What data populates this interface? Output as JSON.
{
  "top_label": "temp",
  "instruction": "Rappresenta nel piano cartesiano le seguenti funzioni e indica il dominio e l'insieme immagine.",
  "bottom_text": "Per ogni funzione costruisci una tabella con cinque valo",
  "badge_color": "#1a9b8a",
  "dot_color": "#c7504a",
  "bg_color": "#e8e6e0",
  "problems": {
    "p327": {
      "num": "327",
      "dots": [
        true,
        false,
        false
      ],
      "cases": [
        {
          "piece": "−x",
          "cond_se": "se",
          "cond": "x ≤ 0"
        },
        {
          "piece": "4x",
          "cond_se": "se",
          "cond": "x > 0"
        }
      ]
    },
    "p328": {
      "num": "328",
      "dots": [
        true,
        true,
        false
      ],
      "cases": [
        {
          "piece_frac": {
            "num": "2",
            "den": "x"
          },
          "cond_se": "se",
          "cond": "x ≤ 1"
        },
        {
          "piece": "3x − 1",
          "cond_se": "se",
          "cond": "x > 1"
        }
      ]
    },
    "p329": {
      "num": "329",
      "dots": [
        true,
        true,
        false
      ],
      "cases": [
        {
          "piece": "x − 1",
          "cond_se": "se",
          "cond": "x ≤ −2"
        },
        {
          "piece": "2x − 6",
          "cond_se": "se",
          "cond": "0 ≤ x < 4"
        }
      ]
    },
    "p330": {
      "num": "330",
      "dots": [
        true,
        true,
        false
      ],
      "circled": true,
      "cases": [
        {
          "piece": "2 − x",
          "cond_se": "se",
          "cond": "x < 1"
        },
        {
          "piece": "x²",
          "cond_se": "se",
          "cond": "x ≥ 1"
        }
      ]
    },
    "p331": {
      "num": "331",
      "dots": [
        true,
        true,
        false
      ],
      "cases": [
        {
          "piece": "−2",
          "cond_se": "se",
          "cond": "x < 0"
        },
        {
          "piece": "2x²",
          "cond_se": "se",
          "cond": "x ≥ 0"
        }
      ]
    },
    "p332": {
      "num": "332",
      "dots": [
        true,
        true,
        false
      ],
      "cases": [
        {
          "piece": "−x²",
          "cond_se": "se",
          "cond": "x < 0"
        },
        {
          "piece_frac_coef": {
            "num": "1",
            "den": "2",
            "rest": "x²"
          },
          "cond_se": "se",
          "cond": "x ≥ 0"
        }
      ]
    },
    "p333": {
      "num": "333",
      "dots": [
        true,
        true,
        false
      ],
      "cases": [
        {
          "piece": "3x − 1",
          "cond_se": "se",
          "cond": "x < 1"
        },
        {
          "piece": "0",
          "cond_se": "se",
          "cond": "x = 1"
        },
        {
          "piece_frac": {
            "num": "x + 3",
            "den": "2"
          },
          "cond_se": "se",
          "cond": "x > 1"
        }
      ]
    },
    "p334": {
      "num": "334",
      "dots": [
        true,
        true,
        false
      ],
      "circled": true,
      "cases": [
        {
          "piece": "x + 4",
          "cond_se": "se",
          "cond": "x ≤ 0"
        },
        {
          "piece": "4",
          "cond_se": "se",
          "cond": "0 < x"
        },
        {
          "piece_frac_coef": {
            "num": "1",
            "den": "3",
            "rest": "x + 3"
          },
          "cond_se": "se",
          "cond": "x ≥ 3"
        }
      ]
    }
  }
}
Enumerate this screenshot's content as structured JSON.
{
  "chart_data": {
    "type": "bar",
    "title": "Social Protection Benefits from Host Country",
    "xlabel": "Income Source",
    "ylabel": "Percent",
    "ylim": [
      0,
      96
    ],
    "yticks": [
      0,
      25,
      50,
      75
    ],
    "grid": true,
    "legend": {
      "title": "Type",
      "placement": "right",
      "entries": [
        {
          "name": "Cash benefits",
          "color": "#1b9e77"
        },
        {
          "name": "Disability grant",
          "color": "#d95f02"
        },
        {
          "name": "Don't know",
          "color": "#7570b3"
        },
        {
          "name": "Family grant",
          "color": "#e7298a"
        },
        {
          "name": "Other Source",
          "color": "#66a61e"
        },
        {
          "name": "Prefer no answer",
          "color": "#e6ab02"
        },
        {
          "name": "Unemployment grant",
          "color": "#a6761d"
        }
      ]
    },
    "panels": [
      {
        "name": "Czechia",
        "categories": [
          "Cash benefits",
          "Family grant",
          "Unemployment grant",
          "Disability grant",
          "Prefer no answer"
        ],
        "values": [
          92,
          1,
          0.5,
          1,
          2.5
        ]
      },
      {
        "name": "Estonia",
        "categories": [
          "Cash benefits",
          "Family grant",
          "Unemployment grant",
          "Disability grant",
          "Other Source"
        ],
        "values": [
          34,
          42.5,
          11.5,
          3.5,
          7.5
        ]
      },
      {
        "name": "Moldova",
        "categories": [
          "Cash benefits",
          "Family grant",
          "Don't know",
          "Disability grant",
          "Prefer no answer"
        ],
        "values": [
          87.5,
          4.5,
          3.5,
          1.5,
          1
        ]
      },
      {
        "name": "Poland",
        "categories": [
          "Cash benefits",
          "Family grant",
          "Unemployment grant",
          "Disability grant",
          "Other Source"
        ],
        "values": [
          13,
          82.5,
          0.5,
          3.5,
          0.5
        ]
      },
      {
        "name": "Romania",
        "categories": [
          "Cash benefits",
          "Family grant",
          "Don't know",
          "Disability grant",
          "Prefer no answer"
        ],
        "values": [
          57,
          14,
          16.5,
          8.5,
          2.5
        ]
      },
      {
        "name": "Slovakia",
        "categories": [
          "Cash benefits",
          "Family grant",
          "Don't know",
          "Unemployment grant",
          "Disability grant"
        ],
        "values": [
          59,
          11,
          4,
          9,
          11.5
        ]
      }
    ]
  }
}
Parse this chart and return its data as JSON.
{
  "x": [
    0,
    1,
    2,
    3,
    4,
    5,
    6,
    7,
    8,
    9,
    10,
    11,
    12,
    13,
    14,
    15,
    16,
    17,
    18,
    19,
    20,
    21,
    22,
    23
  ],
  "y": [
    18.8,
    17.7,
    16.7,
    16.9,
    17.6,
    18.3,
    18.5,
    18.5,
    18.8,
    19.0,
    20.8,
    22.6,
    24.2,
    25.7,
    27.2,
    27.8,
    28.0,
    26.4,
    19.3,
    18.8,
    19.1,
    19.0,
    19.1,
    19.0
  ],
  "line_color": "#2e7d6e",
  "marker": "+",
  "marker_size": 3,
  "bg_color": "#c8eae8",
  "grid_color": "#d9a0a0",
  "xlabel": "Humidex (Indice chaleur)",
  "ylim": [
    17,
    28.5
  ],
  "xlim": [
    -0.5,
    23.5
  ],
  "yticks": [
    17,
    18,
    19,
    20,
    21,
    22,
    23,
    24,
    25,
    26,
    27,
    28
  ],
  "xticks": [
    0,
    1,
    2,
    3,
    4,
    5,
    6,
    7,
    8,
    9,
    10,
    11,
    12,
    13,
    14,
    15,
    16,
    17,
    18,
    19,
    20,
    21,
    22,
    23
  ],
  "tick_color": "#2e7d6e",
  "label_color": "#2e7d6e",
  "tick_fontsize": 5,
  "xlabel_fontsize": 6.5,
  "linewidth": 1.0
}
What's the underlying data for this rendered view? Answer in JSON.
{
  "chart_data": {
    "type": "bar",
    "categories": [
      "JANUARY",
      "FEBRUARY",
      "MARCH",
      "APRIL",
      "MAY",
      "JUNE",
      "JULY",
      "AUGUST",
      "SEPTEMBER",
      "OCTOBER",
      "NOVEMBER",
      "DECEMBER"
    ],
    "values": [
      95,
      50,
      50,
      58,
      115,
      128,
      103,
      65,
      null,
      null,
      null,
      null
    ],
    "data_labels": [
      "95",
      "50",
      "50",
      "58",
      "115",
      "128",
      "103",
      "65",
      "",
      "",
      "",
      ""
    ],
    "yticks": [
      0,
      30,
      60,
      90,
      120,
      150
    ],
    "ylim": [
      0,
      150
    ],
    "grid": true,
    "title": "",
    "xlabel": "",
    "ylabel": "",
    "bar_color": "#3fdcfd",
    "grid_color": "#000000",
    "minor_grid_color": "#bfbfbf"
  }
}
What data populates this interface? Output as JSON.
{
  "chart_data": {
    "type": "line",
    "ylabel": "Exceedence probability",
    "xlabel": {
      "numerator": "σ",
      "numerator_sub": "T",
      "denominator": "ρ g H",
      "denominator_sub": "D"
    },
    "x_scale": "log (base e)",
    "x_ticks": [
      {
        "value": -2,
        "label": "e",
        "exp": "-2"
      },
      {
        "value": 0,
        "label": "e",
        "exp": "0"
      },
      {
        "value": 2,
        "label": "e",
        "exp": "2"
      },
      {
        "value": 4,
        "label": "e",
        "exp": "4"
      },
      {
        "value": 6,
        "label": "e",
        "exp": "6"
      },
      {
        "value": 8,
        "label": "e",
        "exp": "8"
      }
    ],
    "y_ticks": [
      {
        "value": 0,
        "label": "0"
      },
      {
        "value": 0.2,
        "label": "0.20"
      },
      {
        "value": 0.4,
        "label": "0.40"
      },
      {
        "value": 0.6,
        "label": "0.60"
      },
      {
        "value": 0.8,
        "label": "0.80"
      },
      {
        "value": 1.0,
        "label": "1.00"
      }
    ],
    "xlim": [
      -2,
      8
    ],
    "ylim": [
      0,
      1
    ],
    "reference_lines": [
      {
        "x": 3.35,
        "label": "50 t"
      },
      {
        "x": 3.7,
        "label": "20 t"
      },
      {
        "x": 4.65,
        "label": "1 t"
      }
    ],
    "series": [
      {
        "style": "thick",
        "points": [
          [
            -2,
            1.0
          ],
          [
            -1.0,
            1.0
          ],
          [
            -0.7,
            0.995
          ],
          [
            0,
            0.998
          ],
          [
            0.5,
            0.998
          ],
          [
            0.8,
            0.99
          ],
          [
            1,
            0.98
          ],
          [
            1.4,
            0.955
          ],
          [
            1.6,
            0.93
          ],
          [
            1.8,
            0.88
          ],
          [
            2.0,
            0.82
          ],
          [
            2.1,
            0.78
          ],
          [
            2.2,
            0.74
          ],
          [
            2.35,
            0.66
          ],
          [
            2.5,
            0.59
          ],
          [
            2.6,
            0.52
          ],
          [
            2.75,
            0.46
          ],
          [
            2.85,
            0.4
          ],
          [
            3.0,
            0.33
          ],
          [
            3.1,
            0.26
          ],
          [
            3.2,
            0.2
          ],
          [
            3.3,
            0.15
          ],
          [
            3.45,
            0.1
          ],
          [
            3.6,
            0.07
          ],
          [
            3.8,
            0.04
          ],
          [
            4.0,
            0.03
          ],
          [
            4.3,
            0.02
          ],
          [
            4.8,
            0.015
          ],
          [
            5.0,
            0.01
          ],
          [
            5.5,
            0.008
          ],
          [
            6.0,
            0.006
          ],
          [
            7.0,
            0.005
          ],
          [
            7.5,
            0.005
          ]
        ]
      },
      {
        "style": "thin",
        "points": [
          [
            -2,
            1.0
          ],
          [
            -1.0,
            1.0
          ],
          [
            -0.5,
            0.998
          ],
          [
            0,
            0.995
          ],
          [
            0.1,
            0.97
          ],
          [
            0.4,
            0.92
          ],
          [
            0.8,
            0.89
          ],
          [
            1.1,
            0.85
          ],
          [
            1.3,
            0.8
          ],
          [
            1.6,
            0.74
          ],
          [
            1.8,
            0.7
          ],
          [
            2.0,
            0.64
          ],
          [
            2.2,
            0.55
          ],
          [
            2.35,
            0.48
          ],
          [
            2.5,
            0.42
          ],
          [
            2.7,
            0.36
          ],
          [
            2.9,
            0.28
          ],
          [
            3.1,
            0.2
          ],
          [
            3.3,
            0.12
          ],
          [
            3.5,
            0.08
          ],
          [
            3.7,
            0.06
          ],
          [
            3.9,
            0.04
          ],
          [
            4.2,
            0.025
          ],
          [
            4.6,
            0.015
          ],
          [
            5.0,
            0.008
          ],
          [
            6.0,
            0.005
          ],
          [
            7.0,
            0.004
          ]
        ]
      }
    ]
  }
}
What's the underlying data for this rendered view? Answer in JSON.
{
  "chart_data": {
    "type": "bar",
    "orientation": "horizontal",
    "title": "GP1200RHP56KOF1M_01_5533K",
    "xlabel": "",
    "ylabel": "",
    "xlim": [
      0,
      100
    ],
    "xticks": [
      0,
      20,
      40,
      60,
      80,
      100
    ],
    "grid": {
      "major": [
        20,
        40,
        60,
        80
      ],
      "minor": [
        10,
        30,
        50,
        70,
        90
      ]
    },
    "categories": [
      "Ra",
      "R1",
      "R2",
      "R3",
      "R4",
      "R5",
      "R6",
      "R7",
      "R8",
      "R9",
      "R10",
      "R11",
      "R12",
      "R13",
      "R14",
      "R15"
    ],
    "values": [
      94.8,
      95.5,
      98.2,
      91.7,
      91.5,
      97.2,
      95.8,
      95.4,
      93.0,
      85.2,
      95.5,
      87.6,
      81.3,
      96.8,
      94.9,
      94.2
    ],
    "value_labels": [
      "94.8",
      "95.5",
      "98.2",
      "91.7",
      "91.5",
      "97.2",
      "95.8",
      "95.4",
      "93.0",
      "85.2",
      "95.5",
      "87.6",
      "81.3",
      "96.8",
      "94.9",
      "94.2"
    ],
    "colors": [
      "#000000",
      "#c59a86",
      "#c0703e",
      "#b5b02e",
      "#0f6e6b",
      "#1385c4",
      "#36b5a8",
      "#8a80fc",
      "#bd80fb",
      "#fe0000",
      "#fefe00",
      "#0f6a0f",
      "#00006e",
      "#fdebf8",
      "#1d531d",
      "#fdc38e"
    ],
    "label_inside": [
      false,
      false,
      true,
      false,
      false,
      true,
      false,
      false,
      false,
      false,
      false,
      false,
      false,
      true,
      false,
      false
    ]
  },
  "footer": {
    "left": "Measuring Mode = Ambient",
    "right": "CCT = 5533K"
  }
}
============
Stated problem: Go through the material and select each line with the string "title" in it.

Solution to this exercise:
    "title": "Social Protection Benefits from Host Country",
      "title": "Type",
    "title": "",
    "title": "GP1200RHP56KOF1M_01_5533K",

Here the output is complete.